┌──

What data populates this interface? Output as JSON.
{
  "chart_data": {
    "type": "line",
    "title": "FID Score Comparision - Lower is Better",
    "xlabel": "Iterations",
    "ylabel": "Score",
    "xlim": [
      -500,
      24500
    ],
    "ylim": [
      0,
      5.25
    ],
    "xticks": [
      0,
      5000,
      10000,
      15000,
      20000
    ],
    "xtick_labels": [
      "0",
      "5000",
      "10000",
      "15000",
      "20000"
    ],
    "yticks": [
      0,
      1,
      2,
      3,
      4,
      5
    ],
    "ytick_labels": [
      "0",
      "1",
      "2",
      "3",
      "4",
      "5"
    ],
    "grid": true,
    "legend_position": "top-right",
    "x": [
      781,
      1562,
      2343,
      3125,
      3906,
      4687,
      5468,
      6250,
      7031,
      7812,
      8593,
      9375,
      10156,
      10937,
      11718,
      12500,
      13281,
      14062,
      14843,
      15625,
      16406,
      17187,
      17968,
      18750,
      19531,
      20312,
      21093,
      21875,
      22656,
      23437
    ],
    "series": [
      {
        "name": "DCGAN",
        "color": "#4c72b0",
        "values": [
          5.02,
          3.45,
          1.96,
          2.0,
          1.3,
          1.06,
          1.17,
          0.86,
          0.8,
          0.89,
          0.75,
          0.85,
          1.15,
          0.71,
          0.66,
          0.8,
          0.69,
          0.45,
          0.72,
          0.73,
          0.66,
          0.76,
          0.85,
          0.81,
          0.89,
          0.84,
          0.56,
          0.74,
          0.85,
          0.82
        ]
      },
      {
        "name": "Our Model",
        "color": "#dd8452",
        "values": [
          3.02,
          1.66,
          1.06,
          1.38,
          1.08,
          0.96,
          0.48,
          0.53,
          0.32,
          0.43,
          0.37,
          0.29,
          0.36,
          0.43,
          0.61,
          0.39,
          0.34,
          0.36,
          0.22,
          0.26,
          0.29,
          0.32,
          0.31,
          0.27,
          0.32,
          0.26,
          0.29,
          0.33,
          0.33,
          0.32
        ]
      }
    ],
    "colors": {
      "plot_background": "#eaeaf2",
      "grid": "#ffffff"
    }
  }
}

└──

Search the listing for the word "Score" and return each line that holds it.

    "title": "FID Score Comparision - Lower is Better",
    "ylabel": "Score",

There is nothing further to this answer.